Find the lines below that contain the word "rect" and count them. Only the number should be given.

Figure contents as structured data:
_ _ _
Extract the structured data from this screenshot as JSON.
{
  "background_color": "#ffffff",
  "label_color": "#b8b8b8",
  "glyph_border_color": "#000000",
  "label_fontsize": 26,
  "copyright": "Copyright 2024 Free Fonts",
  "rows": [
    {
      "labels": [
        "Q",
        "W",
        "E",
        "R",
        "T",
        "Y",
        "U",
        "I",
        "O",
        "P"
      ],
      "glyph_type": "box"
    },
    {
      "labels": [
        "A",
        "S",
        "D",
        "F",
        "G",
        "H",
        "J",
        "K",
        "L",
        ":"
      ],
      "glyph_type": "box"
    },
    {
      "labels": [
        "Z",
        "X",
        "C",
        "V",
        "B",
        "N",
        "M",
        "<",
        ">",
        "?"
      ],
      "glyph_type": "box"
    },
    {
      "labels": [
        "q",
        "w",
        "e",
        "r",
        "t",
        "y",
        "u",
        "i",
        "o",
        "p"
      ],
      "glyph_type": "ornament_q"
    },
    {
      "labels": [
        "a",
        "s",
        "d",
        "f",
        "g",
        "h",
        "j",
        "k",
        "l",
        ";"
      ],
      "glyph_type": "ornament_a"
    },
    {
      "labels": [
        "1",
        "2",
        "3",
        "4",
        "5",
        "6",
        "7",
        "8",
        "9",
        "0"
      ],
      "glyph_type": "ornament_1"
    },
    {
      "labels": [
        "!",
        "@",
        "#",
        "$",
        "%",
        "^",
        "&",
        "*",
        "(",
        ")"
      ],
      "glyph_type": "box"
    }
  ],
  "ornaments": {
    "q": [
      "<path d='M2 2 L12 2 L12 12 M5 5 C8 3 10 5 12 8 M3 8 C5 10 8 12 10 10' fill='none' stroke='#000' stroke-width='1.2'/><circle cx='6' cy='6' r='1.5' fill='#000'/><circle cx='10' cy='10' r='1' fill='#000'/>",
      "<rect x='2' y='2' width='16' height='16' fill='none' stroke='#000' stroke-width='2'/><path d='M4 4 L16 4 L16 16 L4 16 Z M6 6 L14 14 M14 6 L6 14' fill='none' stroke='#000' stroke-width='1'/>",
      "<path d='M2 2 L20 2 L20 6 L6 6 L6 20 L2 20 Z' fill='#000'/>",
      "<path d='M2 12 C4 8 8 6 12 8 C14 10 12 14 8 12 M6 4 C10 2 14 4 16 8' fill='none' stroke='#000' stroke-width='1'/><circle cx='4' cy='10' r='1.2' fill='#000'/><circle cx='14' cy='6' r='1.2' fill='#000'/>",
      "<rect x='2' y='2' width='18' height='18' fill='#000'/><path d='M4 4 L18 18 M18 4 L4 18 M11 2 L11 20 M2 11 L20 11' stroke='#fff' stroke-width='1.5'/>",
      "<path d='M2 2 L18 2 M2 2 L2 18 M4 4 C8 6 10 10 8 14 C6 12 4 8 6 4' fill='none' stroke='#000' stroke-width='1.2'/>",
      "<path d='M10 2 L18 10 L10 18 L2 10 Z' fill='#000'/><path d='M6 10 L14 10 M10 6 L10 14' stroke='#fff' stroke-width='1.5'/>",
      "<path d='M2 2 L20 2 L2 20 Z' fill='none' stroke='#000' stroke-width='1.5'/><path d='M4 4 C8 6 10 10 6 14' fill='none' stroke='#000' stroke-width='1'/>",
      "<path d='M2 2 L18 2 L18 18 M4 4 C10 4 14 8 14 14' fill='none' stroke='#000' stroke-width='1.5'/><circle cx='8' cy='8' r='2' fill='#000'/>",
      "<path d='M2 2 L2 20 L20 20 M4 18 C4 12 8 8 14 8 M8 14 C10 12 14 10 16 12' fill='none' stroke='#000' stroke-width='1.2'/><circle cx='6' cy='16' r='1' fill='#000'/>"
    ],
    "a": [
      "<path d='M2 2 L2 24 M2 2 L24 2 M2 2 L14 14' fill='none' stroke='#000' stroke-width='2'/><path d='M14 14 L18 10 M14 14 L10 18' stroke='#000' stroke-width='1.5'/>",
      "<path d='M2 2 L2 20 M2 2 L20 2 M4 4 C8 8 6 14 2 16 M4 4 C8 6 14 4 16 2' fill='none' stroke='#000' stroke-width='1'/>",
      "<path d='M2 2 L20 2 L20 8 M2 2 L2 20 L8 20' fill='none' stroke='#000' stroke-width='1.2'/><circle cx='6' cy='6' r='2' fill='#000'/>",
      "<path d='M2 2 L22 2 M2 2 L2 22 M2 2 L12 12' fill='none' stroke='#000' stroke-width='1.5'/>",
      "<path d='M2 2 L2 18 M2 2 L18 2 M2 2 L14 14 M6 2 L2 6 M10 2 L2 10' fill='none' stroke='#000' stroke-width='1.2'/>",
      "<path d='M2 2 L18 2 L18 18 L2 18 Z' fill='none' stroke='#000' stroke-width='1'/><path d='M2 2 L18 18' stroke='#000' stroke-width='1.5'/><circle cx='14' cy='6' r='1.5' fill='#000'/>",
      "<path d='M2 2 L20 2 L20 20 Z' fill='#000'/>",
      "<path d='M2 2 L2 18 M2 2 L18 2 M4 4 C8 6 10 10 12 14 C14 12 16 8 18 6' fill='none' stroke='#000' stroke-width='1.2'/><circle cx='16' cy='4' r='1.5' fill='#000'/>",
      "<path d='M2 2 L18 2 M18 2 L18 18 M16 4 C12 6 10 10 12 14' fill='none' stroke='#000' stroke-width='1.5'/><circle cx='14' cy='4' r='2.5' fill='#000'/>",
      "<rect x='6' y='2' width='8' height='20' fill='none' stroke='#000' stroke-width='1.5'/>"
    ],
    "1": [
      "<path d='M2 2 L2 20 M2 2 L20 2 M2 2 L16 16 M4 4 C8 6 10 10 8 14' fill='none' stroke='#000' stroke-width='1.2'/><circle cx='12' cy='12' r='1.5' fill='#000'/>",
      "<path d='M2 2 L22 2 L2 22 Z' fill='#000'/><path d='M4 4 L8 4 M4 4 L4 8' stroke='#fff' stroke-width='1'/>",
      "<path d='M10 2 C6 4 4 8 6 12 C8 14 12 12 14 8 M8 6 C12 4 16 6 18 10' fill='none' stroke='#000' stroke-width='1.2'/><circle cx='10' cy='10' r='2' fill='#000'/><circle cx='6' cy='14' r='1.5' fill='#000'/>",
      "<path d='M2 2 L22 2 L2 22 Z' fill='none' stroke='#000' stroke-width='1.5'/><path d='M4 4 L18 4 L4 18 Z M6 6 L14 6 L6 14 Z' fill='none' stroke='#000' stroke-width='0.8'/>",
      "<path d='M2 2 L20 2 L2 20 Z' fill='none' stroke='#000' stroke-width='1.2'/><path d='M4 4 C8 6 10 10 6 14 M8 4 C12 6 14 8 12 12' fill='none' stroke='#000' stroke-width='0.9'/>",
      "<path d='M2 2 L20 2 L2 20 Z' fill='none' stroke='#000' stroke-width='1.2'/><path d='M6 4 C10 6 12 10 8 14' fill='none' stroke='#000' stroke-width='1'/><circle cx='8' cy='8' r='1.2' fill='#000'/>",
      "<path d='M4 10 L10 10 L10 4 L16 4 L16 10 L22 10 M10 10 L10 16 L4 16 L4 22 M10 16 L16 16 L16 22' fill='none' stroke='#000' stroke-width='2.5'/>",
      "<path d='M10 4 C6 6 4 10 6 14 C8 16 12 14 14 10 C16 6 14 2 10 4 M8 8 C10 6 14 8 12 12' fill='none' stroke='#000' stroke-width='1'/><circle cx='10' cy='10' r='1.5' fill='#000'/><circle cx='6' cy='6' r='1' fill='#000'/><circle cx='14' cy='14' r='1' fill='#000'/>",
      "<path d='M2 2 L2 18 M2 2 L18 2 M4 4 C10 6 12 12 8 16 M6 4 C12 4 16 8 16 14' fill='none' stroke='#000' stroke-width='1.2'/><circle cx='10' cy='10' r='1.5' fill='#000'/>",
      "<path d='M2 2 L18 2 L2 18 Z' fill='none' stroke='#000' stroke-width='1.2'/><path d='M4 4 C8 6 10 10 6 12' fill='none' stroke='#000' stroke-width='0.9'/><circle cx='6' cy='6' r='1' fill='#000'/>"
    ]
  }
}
_ _ _
• [SOLUTION TO THE EXERCISE]
3